Objective:
Look through the lines below and state how many hold the word "this". Write only the number.
++++ Records for the task
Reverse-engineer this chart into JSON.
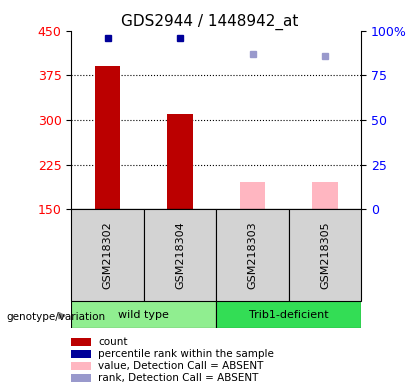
{
  "title": "GDS2944 / 1448942_at",
  "samples": [
    "GSM218302",
    "GSM218304",
    "GSM218303",
    "GSM218305"
  ],
  "counts": [
    390,
    310,
    null,
    null
  ],
  "counts_absent": [
    null,
    null,
    195,
    195
  ],
  "pct_ranks": [
    96,
    96,
    null,
    null
  ],
  "pct_ranks_absent": [
    null,
    null,
    87,
    86
  ],
  "ylim_left": [
    150,
    450
  ],
  "ylim_right": [
    0,
    100
  ],
  "yticks_left": [
    150,
    225,
    300,
    375,
    450
  ],
  "yticks_right": [
    0,
    25,
    50,
    75,
    100
  ],
  "bar_color_present": "#bb0000",
  "bar_color_absent": "#ffb6c1",
  "marker_color_present": "#000099",
  "marker_color_absent": "#9999cc",
  "bar_width": 0.35,
  "base_value": 150,
  "wt_color": "#90ee90",
  "trib_color": "#33dd55",
  "sample_box_color": "#d3d3d3",
  "legend_items": [
    {
      "label": "count",
      "color": "#bb0000"
    },
    {
      "label": "percentile rank within the sample",
      "color": "#000099"
    },
    {
      "label": "value, Detection Call = ABSENT",
      "color": "#ffb6c1"
    },
    {
      "label": "rank, Detection Call = ABSENT",
      "color": "#9999cc"
    }
  ],
  "grid_lines": [
    225,
    300,
    375
  ],
  "title_fontsize": 11
}
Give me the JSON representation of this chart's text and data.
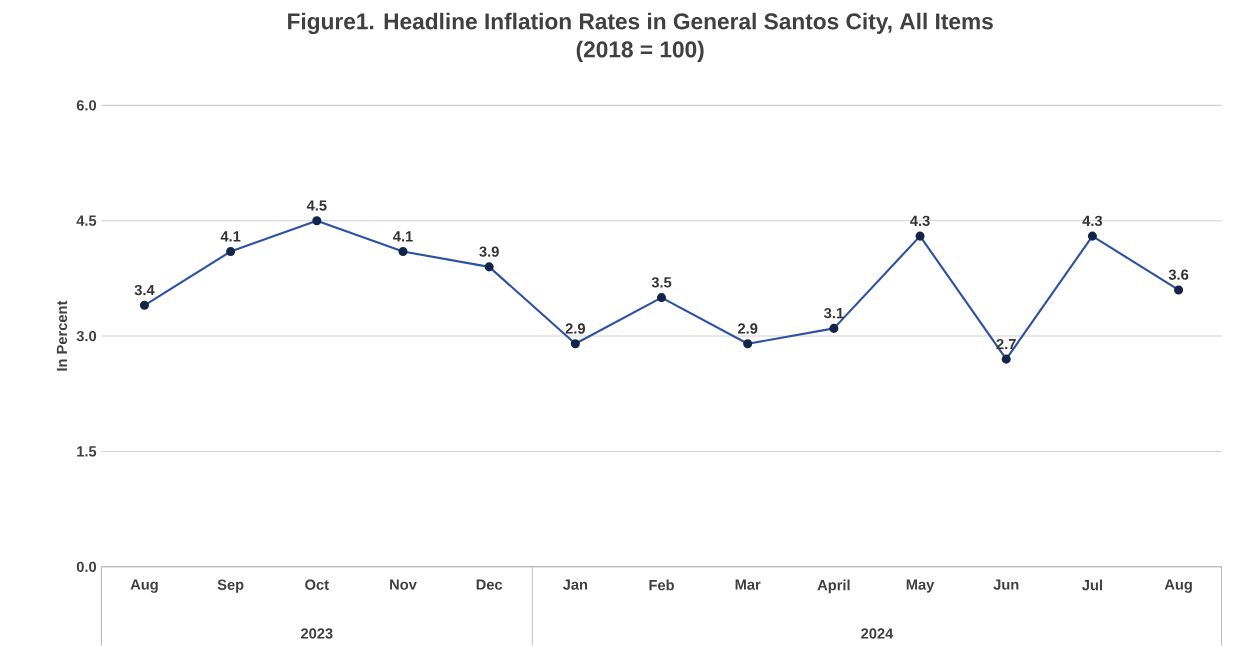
{
  "chart_data": {
    "type": "line",
    "title": "Figure1. Headline Inflation Rates in General Santos City, All Items",
    "subtitle": "(2018 = 100)",
    "ylabel": "In Percent",
    "categories": [
      "Aug",
      "Sep",
      "Oct",
      "Nov",
      "Dec",
      "Jan",
      "Feb",
      "Mar",
      "April",
      "May",
      "Jun",
      "Jul",
      "Aug"
    ],
    "series": [
      {
        "color": "#2e52a3",
        "values": [
          3.4,
          4.1,
          4.5,
          4.1,
          3.9,
          2.9,
          3.5,
          2.9,
          3.1,
          4.3,
          2.7,
          4.3,
          3.6
        ]
      }
    ],
    "ylim": [
      0,
      6
    ],
    "yticks": [
      {
        "value": 0,
        "label": "0.0"
      },
      {
        "value": 1.5,
        "label": "1.5"
      },
      {
        "value": 3,
        "label": "3.0"
      },
      {
        "value": 4.5,
        "label": "4.5"
      },
      {
        "value": 6,
        "label": "6.0"
      }
    ],
    "annotations": [
      "2023",
      "2024"
    ],
    "data_labels": true,
    "grid": "y",
    "legend": false,
    "marker": "circle",
    "line_style": "solid"
  }
}
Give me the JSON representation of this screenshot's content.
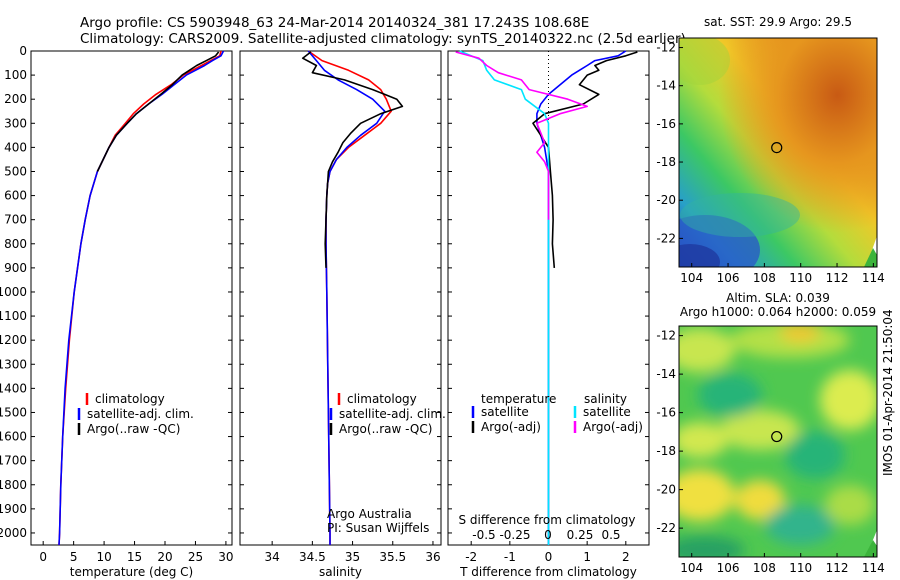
++++++++
Result of the exercise:
3